--- START OF Dataset entries ---

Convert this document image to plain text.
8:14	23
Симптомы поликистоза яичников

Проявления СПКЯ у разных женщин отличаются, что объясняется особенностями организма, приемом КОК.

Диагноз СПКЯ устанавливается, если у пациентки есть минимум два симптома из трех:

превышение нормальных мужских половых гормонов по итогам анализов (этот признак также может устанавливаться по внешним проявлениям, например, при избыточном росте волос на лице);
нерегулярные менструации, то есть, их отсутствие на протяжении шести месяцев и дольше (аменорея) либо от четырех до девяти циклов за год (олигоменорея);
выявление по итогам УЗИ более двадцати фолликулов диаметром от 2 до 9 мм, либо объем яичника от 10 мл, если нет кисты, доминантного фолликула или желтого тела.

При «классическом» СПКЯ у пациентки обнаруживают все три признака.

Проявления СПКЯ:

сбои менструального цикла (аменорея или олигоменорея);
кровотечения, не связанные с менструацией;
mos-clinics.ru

--- END OF Dataset entries ---

Reproduce all of the records exactly.

● Answer for the task:
Convert this document image to plain text.
8:14	23
Симптомы поликистоза яичников

Проявления СПКЯ у разных женщин отличаются, что объясняется особенностями организма, приемом КОК.

Диагноз СПКЯ устанавливается, если у пациентки есть минимум два симптома из трех:

превышение нормальных мужских половых гормонов по итогам анализов (этот признак также может устанавливаться по внешним проявлениям, например, при избыточном росте волос на лице);
нерегулярные менструации, то есть, их отсутствие на протяжении шести месяцев и дольше (аменорея) либо от четырех до девяти циклов за год (олигоменорея);
выявление по итогам УЗИ более двадцати фолликулов диаметром от 2 до 9 мм, либо объем яичника от 10 мл, если нет кисты, доминантного фолликула или желтого тела.

При «классическом» СПКЯ у пациентки обнаруживают все три признака.

Проявления СПКЯ:

сбои менструального цикла (аменорея или олигоменорея);
кровотечения, не связанные с менструацией;
mos-clinics.ru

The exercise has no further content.